Exercise task:
Find and copy lines holding "this".

Material:

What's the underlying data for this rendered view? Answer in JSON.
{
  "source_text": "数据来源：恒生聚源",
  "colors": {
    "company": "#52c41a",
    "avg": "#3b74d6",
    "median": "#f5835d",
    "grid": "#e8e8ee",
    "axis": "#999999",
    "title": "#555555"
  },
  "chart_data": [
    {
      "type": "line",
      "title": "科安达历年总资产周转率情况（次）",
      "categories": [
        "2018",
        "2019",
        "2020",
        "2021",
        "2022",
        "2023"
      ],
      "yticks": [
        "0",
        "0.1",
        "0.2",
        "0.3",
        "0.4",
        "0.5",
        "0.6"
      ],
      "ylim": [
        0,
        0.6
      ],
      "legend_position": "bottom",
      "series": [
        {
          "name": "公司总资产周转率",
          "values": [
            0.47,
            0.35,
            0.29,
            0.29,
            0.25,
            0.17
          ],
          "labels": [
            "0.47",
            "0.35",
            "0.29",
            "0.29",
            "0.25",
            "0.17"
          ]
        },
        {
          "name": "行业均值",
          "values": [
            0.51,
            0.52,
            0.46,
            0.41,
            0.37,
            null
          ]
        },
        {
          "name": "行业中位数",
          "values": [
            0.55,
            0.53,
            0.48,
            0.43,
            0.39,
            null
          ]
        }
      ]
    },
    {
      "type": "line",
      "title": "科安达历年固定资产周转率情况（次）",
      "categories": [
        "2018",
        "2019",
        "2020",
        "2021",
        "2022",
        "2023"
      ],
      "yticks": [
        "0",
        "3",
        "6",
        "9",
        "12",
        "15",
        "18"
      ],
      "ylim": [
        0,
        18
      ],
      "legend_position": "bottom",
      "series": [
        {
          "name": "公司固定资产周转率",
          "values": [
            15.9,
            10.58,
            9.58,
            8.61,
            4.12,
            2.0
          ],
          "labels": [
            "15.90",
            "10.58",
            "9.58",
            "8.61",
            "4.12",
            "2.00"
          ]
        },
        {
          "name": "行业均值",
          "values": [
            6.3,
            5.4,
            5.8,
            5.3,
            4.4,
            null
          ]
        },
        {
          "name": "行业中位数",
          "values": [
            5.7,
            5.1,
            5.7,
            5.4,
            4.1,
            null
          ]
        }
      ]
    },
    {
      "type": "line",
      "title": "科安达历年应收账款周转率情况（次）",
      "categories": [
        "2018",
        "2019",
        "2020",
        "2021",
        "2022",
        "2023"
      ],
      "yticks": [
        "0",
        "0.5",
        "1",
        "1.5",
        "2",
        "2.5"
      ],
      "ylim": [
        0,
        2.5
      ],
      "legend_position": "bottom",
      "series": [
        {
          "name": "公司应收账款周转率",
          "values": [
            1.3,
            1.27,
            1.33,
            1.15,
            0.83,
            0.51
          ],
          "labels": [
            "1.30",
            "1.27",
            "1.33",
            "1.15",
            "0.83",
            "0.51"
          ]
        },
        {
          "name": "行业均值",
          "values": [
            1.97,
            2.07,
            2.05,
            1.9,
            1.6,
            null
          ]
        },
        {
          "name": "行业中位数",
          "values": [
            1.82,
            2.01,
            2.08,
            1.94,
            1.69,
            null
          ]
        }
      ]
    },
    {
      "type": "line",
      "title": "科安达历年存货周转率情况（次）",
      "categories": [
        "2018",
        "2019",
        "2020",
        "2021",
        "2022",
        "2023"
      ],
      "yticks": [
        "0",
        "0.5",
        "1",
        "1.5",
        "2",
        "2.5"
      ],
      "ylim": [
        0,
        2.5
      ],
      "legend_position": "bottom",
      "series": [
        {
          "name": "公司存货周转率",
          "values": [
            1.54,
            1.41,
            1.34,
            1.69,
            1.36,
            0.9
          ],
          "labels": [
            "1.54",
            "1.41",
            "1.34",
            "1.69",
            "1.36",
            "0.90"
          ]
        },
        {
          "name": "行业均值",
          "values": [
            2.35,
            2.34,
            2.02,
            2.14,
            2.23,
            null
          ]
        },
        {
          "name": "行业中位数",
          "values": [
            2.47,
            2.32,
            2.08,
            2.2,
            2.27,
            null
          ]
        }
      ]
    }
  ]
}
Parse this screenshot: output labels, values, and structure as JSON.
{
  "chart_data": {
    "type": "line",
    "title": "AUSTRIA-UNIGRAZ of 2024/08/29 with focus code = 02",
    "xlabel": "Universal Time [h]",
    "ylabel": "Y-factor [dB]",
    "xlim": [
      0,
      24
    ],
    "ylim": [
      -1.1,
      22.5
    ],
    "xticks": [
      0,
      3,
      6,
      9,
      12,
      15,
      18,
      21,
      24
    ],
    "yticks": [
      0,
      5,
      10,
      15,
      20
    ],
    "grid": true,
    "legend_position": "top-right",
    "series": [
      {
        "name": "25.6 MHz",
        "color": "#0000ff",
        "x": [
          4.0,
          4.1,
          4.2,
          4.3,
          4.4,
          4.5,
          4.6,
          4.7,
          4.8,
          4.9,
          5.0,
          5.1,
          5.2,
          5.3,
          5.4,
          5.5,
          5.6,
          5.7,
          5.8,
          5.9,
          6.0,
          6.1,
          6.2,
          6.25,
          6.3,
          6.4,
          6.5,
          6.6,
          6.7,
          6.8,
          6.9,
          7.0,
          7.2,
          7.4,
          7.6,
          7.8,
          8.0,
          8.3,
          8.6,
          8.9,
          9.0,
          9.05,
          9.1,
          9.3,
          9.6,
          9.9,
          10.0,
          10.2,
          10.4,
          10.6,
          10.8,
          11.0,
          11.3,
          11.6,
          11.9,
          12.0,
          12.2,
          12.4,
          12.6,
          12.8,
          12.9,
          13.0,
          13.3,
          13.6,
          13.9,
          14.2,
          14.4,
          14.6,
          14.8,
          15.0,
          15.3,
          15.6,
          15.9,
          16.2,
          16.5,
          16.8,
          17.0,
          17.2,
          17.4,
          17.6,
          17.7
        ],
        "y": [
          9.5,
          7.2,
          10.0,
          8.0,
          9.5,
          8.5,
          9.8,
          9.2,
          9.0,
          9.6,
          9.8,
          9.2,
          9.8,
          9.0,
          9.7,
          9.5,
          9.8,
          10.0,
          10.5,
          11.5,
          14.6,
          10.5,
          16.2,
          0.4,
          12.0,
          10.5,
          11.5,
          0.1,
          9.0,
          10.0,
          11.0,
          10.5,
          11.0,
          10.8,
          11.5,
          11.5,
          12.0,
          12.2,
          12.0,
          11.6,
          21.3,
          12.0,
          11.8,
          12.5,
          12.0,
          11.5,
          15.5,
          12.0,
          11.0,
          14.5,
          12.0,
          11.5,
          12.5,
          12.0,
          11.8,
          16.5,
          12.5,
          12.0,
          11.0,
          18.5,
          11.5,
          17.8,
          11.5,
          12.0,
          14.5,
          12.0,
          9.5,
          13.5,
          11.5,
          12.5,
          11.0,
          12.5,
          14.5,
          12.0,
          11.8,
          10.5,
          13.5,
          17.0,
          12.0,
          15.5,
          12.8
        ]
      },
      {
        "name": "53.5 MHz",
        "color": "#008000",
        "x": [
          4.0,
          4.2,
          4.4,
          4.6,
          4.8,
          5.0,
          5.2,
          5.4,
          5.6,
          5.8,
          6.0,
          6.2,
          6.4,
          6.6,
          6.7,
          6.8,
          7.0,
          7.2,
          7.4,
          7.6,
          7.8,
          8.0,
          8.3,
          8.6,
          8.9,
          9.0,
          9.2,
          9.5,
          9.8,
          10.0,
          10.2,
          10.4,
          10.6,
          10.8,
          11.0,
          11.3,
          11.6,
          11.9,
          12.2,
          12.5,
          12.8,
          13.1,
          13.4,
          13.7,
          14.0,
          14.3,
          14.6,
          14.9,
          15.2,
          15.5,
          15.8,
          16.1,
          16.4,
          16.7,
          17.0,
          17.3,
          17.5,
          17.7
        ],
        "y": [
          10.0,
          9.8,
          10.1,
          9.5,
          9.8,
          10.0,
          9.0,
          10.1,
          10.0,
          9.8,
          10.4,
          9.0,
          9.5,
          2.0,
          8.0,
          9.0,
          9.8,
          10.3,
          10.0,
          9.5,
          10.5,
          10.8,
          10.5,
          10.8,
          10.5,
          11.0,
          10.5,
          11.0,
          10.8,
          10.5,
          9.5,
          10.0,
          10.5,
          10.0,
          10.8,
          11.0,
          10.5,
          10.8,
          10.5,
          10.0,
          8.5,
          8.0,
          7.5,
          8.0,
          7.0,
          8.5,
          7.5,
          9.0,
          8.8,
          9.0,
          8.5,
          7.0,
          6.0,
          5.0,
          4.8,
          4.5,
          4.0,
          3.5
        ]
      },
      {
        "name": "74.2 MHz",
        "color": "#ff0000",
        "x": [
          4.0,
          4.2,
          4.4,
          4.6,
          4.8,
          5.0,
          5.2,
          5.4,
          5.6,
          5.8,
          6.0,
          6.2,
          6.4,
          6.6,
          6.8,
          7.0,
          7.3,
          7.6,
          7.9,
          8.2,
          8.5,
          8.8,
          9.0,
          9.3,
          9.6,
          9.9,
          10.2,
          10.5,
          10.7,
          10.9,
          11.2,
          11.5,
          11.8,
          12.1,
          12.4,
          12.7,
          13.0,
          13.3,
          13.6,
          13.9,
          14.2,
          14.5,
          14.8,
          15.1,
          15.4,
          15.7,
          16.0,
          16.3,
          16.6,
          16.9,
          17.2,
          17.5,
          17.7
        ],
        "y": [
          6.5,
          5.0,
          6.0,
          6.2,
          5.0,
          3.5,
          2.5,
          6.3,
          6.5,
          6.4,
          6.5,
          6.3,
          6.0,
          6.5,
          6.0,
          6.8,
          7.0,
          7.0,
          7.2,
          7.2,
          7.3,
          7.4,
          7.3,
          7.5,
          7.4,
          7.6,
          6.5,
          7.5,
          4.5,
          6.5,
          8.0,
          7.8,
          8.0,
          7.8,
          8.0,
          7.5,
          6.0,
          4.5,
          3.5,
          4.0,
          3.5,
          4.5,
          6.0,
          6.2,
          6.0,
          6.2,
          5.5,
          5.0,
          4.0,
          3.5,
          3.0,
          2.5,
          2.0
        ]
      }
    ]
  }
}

Complete response:
What's the underlying data for this rendered view? Answer in JSON.
Parse this screenshot: output labels, values, and structure as JSON.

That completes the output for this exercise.